## VOS CONSIGNES
D'après le texte sur le travail du dimanche, combien de fois par an la décision de M. Macron autoriserait-elle l'ouverture des magasins le dimanche ?

## TEXTE FOURNI
────────────────
09/12/2014
Le travail du dimanche, une aubaine pour les grandes enseignes...
Le prochain conseil des ministres doit entériner la décision de M. Macron d'accepter l'ouverture des magasins douze fois (au lieu de cinq actuellement) par an le dimanche mais aussi de l'imposer toutes les semaines dans certains quartiers de Paris, en passant par dessus la tête du Conseil de Paris, jusque là hostile à cette extension qui ressemble surtout au prélude d'une généralisation nationale... Quand certains arguent d'une possible relance de la croissance par ce moyen, ce qui paraît plus qu'exagéré, la plupart des partisans du travail du dimanche évoquent des effets positifs sur l'emploi, ce qui semble de plus en plus compromis au moment même où les caisses automatiques et sans caissières (ou caissiers) remplacent de plus en plus les personnes jadis chargées de l'encaissement des achats : les gares et les cinémas ont montré l'exemple il y a quelques années, et le mouvement de remplacement des humains par les robots encaisseurs s'accélère désormais dans les enseignes de la grande distribution...
────────────────
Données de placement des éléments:
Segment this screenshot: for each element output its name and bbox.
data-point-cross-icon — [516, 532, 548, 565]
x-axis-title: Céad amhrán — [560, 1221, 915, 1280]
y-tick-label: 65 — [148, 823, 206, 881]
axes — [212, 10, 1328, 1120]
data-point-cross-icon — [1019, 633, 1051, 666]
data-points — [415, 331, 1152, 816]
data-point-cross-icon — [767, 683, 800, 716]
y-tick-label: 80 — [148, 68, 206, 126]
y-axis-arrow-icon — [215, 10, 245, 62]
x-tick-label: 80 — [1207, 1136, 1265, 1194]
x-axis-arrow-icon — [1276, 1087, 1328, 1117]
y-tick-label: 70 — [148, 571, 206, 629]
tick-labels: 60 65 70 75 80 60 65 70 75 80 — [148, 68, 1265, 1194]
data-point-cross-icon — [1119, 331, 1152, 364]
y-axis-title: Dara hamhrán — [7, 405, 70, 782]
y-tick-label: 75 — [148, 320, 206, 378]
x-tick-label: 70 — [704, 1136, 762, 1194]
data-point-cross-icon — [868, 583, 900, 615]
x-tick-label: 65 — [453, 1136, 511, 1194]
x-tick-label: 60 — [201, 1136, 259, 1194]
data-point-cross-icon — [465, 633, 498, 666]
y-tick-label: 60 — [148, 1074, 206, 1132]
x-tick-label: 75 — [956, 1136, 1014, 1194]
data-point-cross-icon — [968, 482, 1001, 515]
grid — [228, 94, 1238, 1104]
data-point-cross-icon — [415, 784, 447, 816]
────────────────
## RÉPONSE
Douze fois par an, au lieu de cinq actuellement.